## BEGIN Data shown

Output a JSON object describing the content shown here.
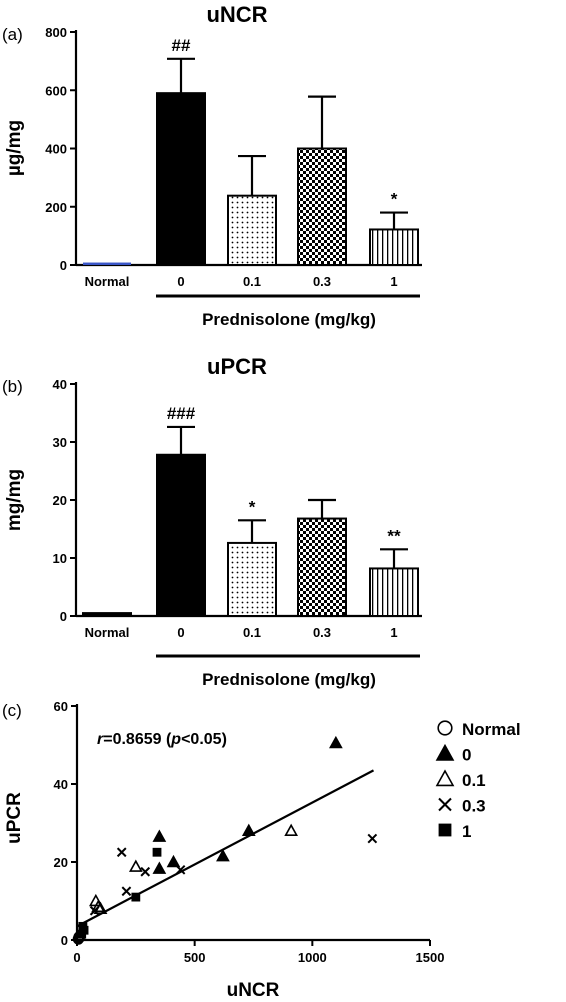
{
  "chart_data": [
    {
      "panel_label": "(a)",
      "type": "bar",
      "title": "uNCR",
      "ylabel": "µg/mg",
      "ylim": [
        0,
        800
      ],
      "yticks": [
        "0",
        "200",
        "400",
        "600",
        "800"
      ],
      "categories": [
        "Normal",
        "0",
        "0.1",
        "0.3",
        "1"
      ],
      "values": [
        5,
        590,
        238,
        400,
        122
      ],
      "errors": [
        0,
        118,
        136,
        178,
        58
      ],
      "patterns": [
        "blue-line",
        "solid",
        "dots",
        "checker",
        "vlines"
      ],
      "annotations": [
        "",
        "##",
        "",
        "",
        "*"
      ],
      "group_label": "Prednisolone (mg/kg)"
    },
    {
      "panel_label": "(b)",
      "type": "bar",
      "title": "uPCR",
      "ylabel": "mg/mg",
      "ylim": [
        0,
        40
      ],
      "yticks": [
        "0",
        "10",
        "20",
        "30",
        "40"
      ],
      "categories": [
        "Normal",
        "0",
        "0.1",
        "0.3",
        "1"
      ],
      "values": [
        0.5,
        27.8,
        12.6,
        16.8,
        8.2
      ],
      "errors": [
        0,
        4.8,
        3.9,
        3.2,
        3.3
      ],
      "patterns": [
        "solid",
        "solid",
        "dots",
        "checker",
        "vlines"
      ],
      "annotations": [
        "",
        "###",
        "*",
        "",
        "**"
      ],
      "group_label": "Prednisolone (mg/kg)"
    },
    {
      "panel_label": "(c)",
      "type": "scatter",
      "xlabel": "uNCR",
      "ylabel": "uPCR",
      "xlim": [
        0,
        1500
      ],
      "ylim": [
        0,
        60
      ],
      "xticks": [
        "0",
        "500",
        "1000",
        "1500"
      ],
      "yticks": [
        "0",
        "20",
        "40",
        "60"
      ],
      "correlation_label": {
        "r": "r",
        "value": "=0.8659 (",
        "p": "p",
        "p_value": "<0.05)"
      },
      "regression": {
        "x": [
          0,
          1260
        ],
        "y": [
          3.5,
          43.5
        ]
      },
      "legend": [
        {
          "name": "Normal",
          "marker": "circle-open"
        },
        {
          "name": "0",
          "marker": "triangle-filled"
        },
        {
          "name": "0.1",
          "marker": "triangle-open"
        },
        {
          "name": "0.3",
          "marker": "cross"
        },
        {
          "name": "1",
          "marker": "square-filled"
        }
      ],
      "series": [
        {
          "name": "Normal",
          "marker": "circle-open",
          "points": [
            [
              5,
              0.3
            ],
            [
              8,
              0.8
            ],
            [
              10,
              0.5
            ],
            [
              12,
              1.0
            ],
            [
              6,
              0.2
            ]
          ]
        },
        {
          "name": "0",
          "marker": "triangle-filled",
          "points": [
            [
              350,
              26.5
            ],
            [
              410,
              20
            ],
            [
              730,
              28
            ],
            [
              620,
              21.5
            ],
            [
              1100,
              50.5
            ],
            [
              350,
              18.3
            ]
          ]
        },
        {
          "name": "0.1",
          "marker": "triangle-open",
          "points": [
            [
              250,
              18.8
            ],
            [
              80,
              10
            ],
            [
              100,
              8
            ],
            [
              910,
              28
            ],
            [
              90,
              8.5
            ]
          ]
        },
        {
          "name": "0.3",
          "marker": "cross",
          "points": [
            [
              190,
              22.5
            ],
            [
              290,
              17.5
            ],
            [
              440,
              18
            ],
            [
              1255,
              26
            ],
            [
              210,
              12.5
            ],
            [
              75,
              7.5
            ]
          ]
        },
        {
          "name": "1",
          "marker": "square-filled",
          "points": [
            [
              340,
              22.5
            ],
            [
              250,
              11
            ],
            [
              30,
              2.5
            ],
            [
              25,
              3.5
            ],
            [
              20,
              1.5
            ]
          ]
        }
      ]
    }
  ],
  "colors": {
    "normal_bar_a": "#3a56c7",
    "ink": "#000000"
  }
}
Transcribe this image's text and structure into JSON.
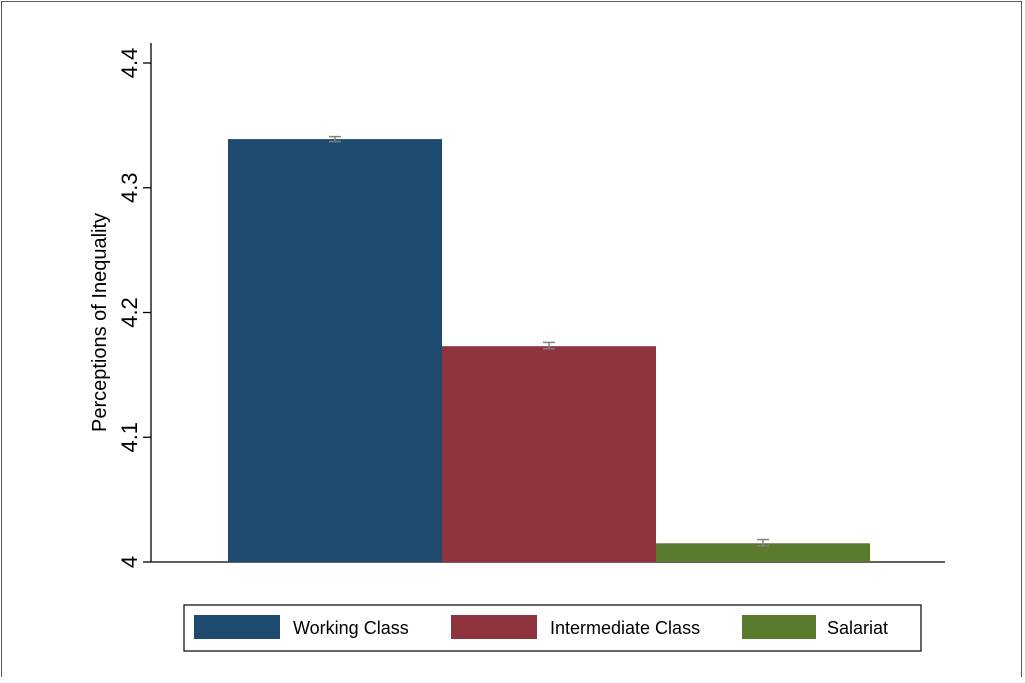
{
  "chart_data": {
    "type": "bar",
    "title": "",
    "xlabel": "",
    "ylabel": "Perceptions of Inequality",
    "ylim": [
      4.0,
      4.4
    ],
    "yticks": [
      "4",
      "4.1",
      "4.2",
      "4.3",
      "4.4"
    ],
    "ytick_values": [
      4.0,
      4.1,
      4.2,
      4.3,
      4.4
    ],
    "grid": false,
    "legend_position": "bottom",
    "series": [
      {
        "name": "Working Class",
        "value": 4.339,
        "err_low": 4.337,
        "err_high": 4.341,
        "color": "#1f4a6f"
      },
      {
        "name": "Intermediate Class",
        "value": 4.173,
        "err_low": 4.171,
        "err_high": 4.176,
        "color": "#8f343e"
      },
      {
        "name": "Salariat",
        "value": 4.015,
        "err_low": 4.013,
        "err_high": 4.018,
        "color": "#5a7a2e"
      }
    ],
    "error_bar_color": "#808080"
  }
}
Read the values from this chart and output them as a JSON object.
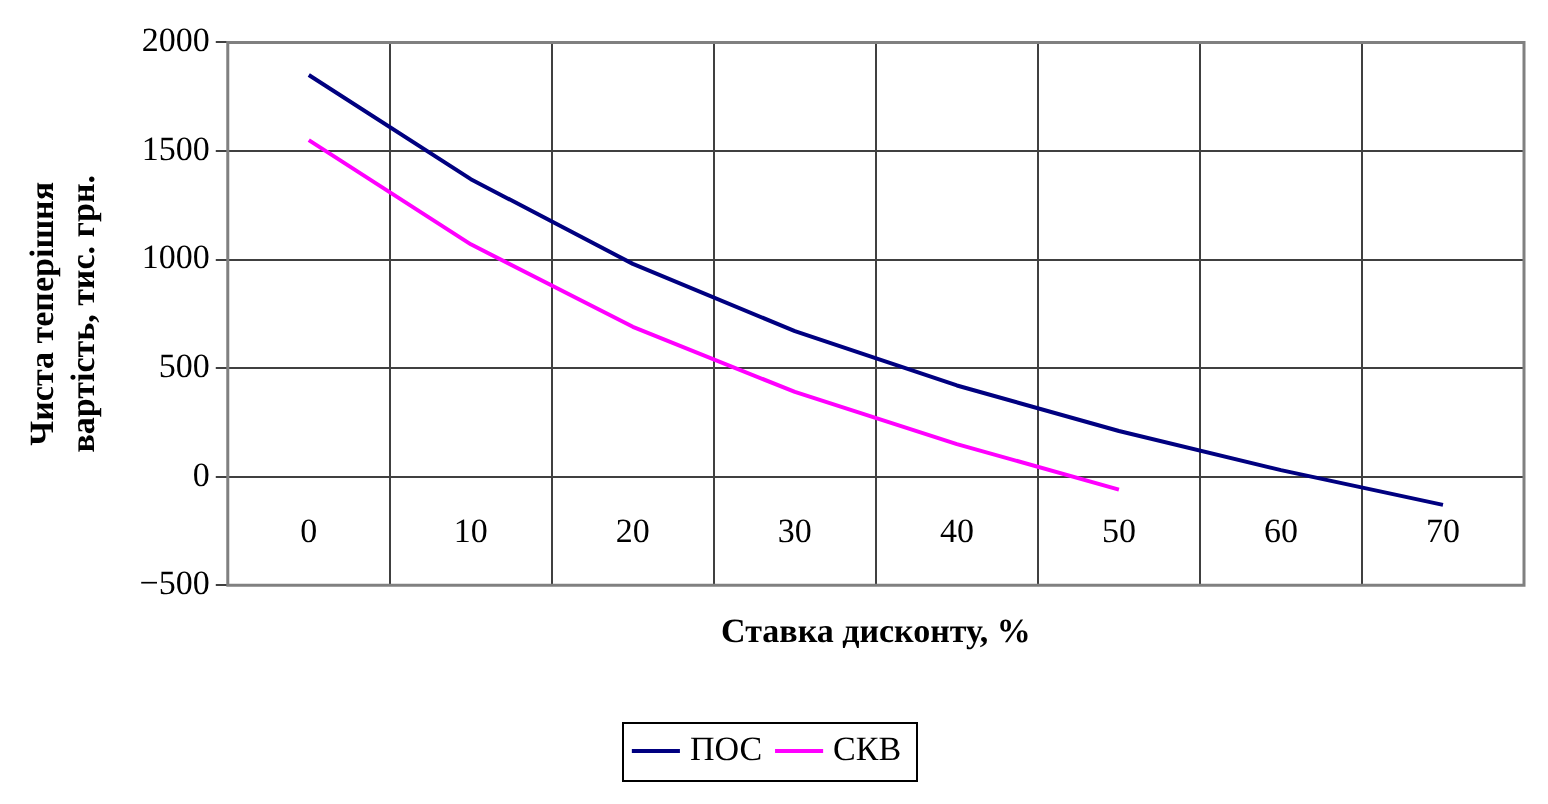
{
  "chart_data": {
    "type": "line",
    "xlabel": "Ставка дисконту, %",
    "ylabel": "Чиста теперішня вартість, тис. грн.",
    "categories": [
      "0",
      "10",
      "20",
      "30",
      "40",
      "50",
      "60",
      "70"
    ],
    "series": [
      {
        "name": "ПОС",
        "color": "#000080",
        "values": [
          1850,
          1370,
          980,
          670,
          420,
          210,
          30,
          -130
        ]
      },
      {
        "name": "СКВ",
        "color": "#ff00ff",
        "values": [
          1550,
          1070,
          690,
          390,
          150,
          -60,
          null,
          null
        ]
      }
    ],
    "ylim": [
      -500,
      2000
    ],
    "yticks": [
      {
        "value": -500,
        "label": "−500"
      },
      0,
      500,
      1000,
      1500,
      2000
    ],
    "grid": true,
    "legend": "bottom",
    "marker": "none",
    "line_style": "solid"
  }
}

## END Data shown

** Task to carry out **
Make an exact copy of the whole listing, but don't bring over any pictures.

** Reply **
Output a JSON object describing the content shown here.
{
  "chart_data": [
    {
      "panel_label": "(a)",
      "type": "bar",
      "title": "uNCR",
      "ylabel": "µg/mg",
      "ylim": [
        0,
        800
      ],
      "yticks": [
        "0",
        "200",
        "400",
        "600",
        "800"
      ],
      "categories": [
        "Normal",
        "0",
        "0.1",
        "0.3",
        "1"
      ],
      "values": [
        5,
        590,
        238,
        400,
        122
      ],
      "errors": [
        0,
        118,
        136,
        178,
        58
      ],
      "patterns": [
        "blue-line",
        "solid",
        "dots",
        "checker",
        "vlines"
      ],
      "annotations": [
        "",
        "##",
        "",
        "",
        "*"
      ],
      "group_label": "Prednisolone (mg/kg)"
    },
    {
      "panel_label": "(b)",
      "type": "bar",
      "title": "uPCR",
      "ylabel": "mg/mg",
      "ylim": [
        0,
        40
      ],
      "yticks": [
        "0",
        "10",
        "20",
        "30",
        "40"
      ],
      "categories": [
        "Normal",
        "0",
        "0.1",
        "0.3",
        "1"
      ],
      "values": [
        0.5,
        27.8,
        12.6,
        16.8,
        8.2
      ],
      "errors": [
        0,
        4.8,
        3.9,
        3.2,
        3.3
      ],
      "patterns": [
        "solid",
        "solid",
        "dots",
        "checker",
        "vlines"
      ],
      "annotations": [
        "",
        "###",
        "*",
        "",
        "**"
      ],
      "group_label": "Prednisolone (mg/kg)"
    },
    {
      "panel_label": "(c)",
      "type": "scatter",
      "xlabel": "uNCR",
      "ylabel": "uPCR",
      "xlim": [
        0,
        1500
      ],
      "ylim": [
        0,
        60
      ],
      "xticks": [
        "0",
        "500",
        "1000",
        "1500"
      ],
      "yticks": [
        "0",
        "20",
        "40",
        "60"
      ],
      "correlation_label": {
        "r": "r",
        "value": "=0.8659 (",
        "p": "p",
        "p_value": "<0.05)"
      },
      "regression": {
        "x": [
          0,
          1260
        ],
        "y": [
          3.5,
          43.5
        ]
      },
      "legend": [
        {
          "name": "Normal",
          "marker": "circle-open"
        },
        {
          "name": "0",
          "marker": "triangle-filled"
        },
        {
          "name": "0.1",
          "marker": "triangle-open"
        },
        {
          "name": "0.3",
          "marker": "cross"
        },
        {
          "name": "1",
          "marker": "square-filled"
        }
      ],
      "series": [
        {
          "name": "Normal",
          "marker": "circle-open",
          "points": [
            [
              5,
              0.3
            ],
            [
              8,
              0.8
            ],
            [
              10,
              0.5
            ],
            [
              12,
              1.0
            ],
            [
              6,
              0.2
            ]
          ]
        },
        {
          "name": "0",
          "marker": "triangle-filled",
          "points": [
            [
              350,
              26.5
            ],
            [
              410,
              20
            ],
            [
              730,
              28
            ],
            [
              620,
              21.5
            ],
            [
              1100,
              50.5
            ],
            [
              350,
              18.3
            ]
          ]
        },
        {
          "name": "0.1",
          "marker": "triangle-open",
          "points": [
            [
              250,
              18.8
            ],
            [
              80,
              10
            ],
            [
              100,
              8
            ],
            [
              910,
              28
            ],
            [
              90,
              8.5
            ]
          ]
        },
        {
          "name": "0.3",
          "marker": "cross",
          "points": [
            [
              190,
              22.5
            ],
            [
              290,
              17.5
            ],
            [
              440,
              18
            ],
            [
              1255,
              26
            ],
            [
              210,
              12.5
            ],
            [
              75,
              7.5
            ]
          ]
        },
        {
          "name": "1",
          "marker": "square-filled",
          "points": [
            [
              340,
              22.5
            ],
            [
              250,
              11
            ],
            [
              30,
              2.5
            ],
            [
              25,
              3.5
            ],
            [
              20,
              1.5
            ]
          ]
        }
      ]
    }
  ],
  "colors": {
    "normal_bar_a": "#3a56c7",
    "ink": "#000000"
  }
}
Transcribe this image's text and structure into JSON.
{
  "chart_data": {
    "type": "bar",
    "title": "",
    "xlabel": "",
    "ylabel": "Perceptions of Inequality",
    "ylim": [
      4.0,
      4.4
    ],
    "yticks": [
      "4",
      "4.1",
      "4.2",
      "4.3",
      "4.4"
    ],
    "ytick_values": [
      4.0,
      4.1,
      4.2,
      4.3,
      4.4
    ],
    "grid": false,
    "legend_position": "bottom",
    "series": [
      {
        "name": "Working Class",
        "value": 4.339,
        "err_low": 4.337,
        "err_high": 4.341,
        "color": "#1f4a6f"
      },
      {
        "name": "Intermediate Class",
        "value": 4.173,
        "err_low": 4.171,
        "err_high": 4.176,
        "color": "#8f343e"
      },
      {
        "name": "Salariat",
        "value": 4.015,
        "err_low": 4.013,
        "err_high": 4.018,
        "color": "#5a7a2e"
      }
    ],
    "error_bar_color": "#808080"
  }
}
Read the values from this chart and output them as a JSON object.
{
  "chart_data": {
    "type": "line",
    "xlabel": "Ставка дисконту, %",
    "ylabel": "Чиста теперішня вартість, тис. грн.",
    "categories": [
      "0",
      "10",
      "20",
      "30",
      "40",
      "50",
      "60",
      "70"
    ],
    "series": [
      {
        "name": "ПОС",
        "color": "#000080",
        "values": [
          1850,
          1370,
          980,
          670,
          420,
          210,
          30,
          -130
        ]
      },
      {
        "name": "СКВ",
        "color": "#ff00ff",
        "values": [
          1550,
          1070,
          690,
          390,
          150,
          -60,
          null,
          null
        ]
      }
    ],
    "ylim": [
      -500,
      2000
    ],
    "yticks": [
      {
        "value": -500,
        "label": "−500"
      },
      0,
      500,
      1000,
      1500,
      2000
    ],
    "grid": true,
    "legend": "bottom",
    "marker": "none",
    "line_style": "solid"
  }
}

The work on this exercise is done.